STATED EXERCISE ▸
Reproduce each line from the records that holds "Rate".

PROVIDED RECORDS ▸

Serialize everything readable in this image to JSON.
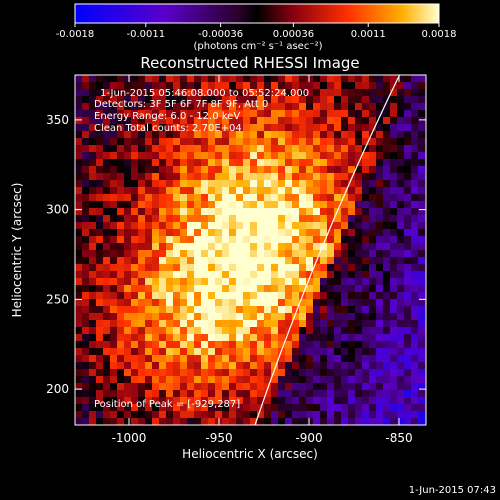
{
  "chart_data": {
    "type": "heatmap",
    "title": "Reconstructed RHESSI Image",
    "xlabel": "Heliocentric X (arcsec)",
    "ylabel": "Heliocentric Y (arcsec)",
    "xlim": [
      -1030,
      -835
    ],
    "ylim": [
      180,
      375
    ],
    "xticks": [
      "-1000",
      "-950",
      "-900",
      "-850"
    ],
    "xtick_values": [
      -1000,
      -950,
      -900,
      -850
    ],
    "yticks": [
      "200",
      "250",
      "300",
      "350"
    ],
    "ytick_values": [
      200,
      250,
      300,
      350
    ],
    "colorbar": {
      "range": [
        -0.0018,
        0.0018
      ],
      "ticks": [
        "-0.0018",
        "-0.0011",
        "-0.00036",
        "0.00036",
        "0.0011",
        "0.0018"
      ],
      "tick_values": [
        -0.0018,
        -0.0011,
        -0.00036,
        0.00036,
        0.0011,
        0.0018
      ],
      "units": "(photons cm⁻² s⁻¹ asec⁻²)"
    },
    "peak": {
      "x": -929,
      "y": 287,
      "value": 0.0018
    },
    "annotations": {
      "time": "1-Jun-2015 05:46:08.000 to 05:52:24.000",
      "detectors": "Detectors: 3F 5F 6F 7F 8F 9F, Att 0",
      "energy": "Energy Range: 6.0 - 12.0 keV",
      "clean": "Clean    Total counts: 2.70E+04",
      "peak_label": "Position of Peak = [-929,287]"
    }
  },
  "footer": "1-Jun-2015 07:43",
  "colors": {
    "background": "#000000",
    "limb_line": "#ffffff",
    "text": "#ffffff"
  }
}
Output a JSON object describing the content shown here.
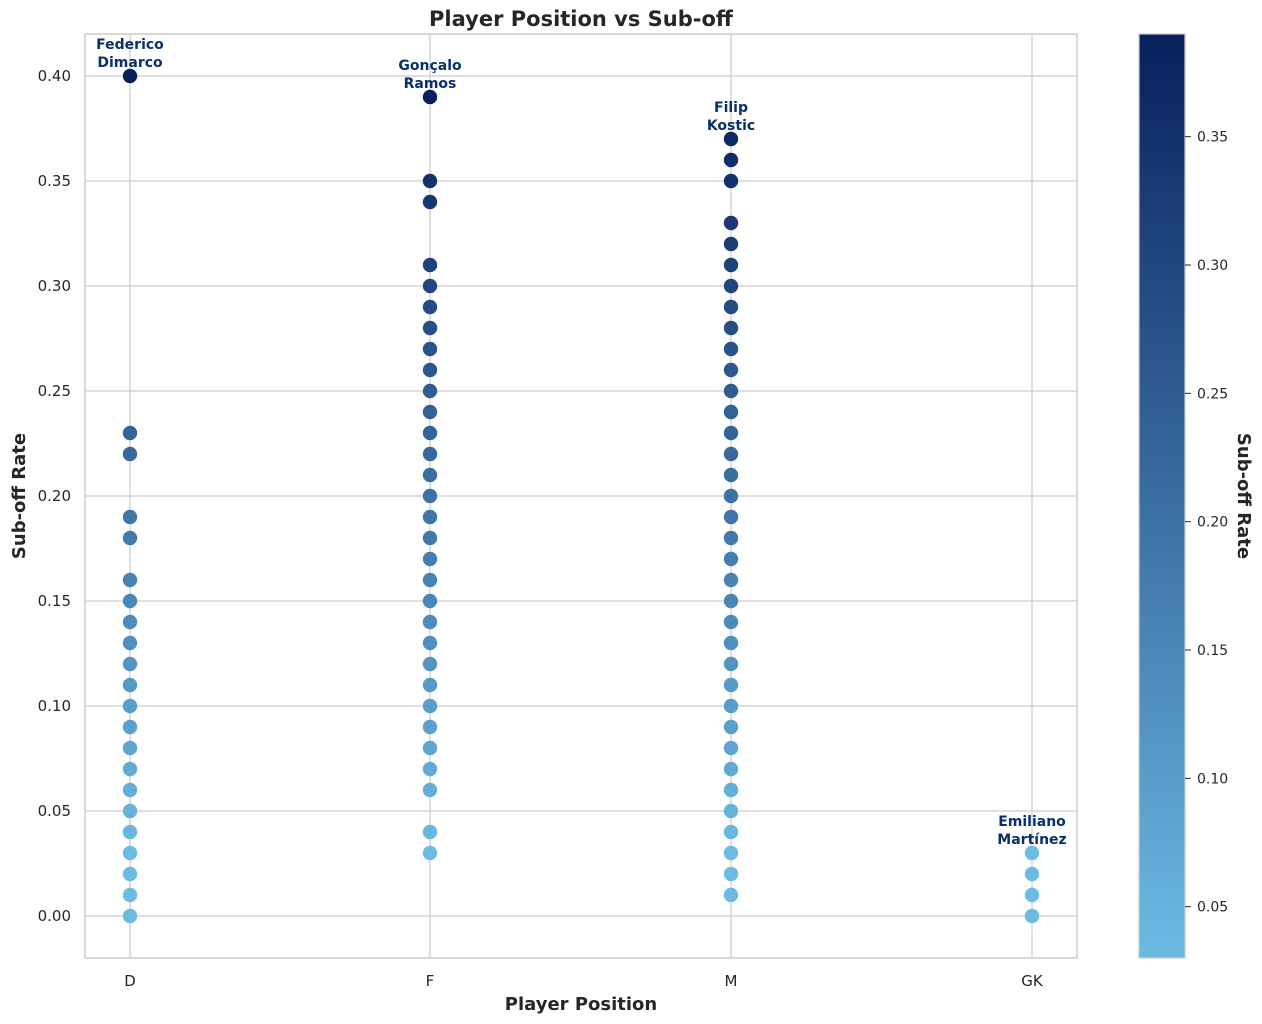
{
  "chart_data": {
    "type": "scatter",
    "title": "Player Position vs Sub-off",
    "xlabel": "Player Position",
    "ylabel": "Sub-off Rate",
    "categories": [
      "D",
      "F",
      "M",
      "GK"
    ],
    "ylim": [
      -0.02,
      0.42
    ],
    "yticks": [
      "0.00",
      "0.05",
      "0.10",
      "0.15",
      "0.20",
      "0.25",
      "0.30",
      "0.35",
      "0.40"
    ],
    "grid": true,
    "colorbar": {
      "label": "Sub-off Rate",
      "range": [
        0.03,
        0.39
      ],
      "ticks": [
        "0.05",
        "0.10",
        "0.15",
        "0.20",
        "0.25",
        "0.30",
        "0.35"
      ],
      "colors": [
        "#6cbbe3",
        "#08205c"
      ]
    },
    "series": [
      {
        "category": "D",
        "values": [
          0.0,
          0.01,
          0.02,
          0.03,
          0.04,
          0.05,
          0.06,
          0.07,
          0.08,
          0.09,
          0.1,
          0.11,
          0.12,
          0.13,
          0.14,
          0.15,
          0.16,
          0.18,
          0.19,
          0.22,
          0.23,
          0.4
        ]
      },
      {
        "category": "F",
        "values": [
          0.03,
          0.04,
          0.06,
          0.07,
          0.08,
          0.09,
          0.1,
          0.11,
          0.12,
          0.13,
          0.14,
          0.15,
          0.16,
          0.17,
          0.18,
          0.19,
          0.2,
          0.21,
          0.22,
          0.23,
          0.24,
          0.25,
          0.26,
          0.27,
          0.28,
          0.29,
          0.3,
          0.31,
          0.34,
          0.35,
          0.39
        ]
      },
      {
        "category": "M",
        "values": [
          0.01,
          0.02,
          0.03,
          0.04,
          0.05,
          0.06,
          0.07,
          0.08,
          0.09,
          0.1,
          0.11,
          0.12,
          0.13,
          0.14,
          0.15,
          0.16,
          0.17,
          0.18,
          0.19,
          0.2,
          0.21,
          0.22,
          0.23,
          0.24,
          0.25,
          0.26,
          0.27,
          0.28,
          0.29,
          0.3,
          0.31,
          0.32,
          0.33,
          0.35,
          0.36,
          0.37
        ]
      },
      {
        "category": "GK",
        "values": [
          0.0,
          0.01,
          0.02,
          0.03
        ]
      }
    ],
    "annotations": [
      {
        "category": "D",
        "value": 0.4,
        "lines": [
          "Federico",
          "Dimarco"
        ]
      },
      {
        "category": "F",
        "value": 0.39,
        "lines": [
          "Gonçalo",
          "Ramos"
        ]
      },
      {
        "category": "M",
        "value": 0.37,
        "lines": [
          "Filip",
          "Kostic"
        ]
      },
      {
        "category": "GK",
        "value": 0.03,
        "lines": [
          "Emiliano",
          "Martínez"
        ]
      }
    ]
  }
}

RESULT OF THIS TASK ▸
    "ylabel": "Sub-off Rate",
      "label": "Sub-off Rate",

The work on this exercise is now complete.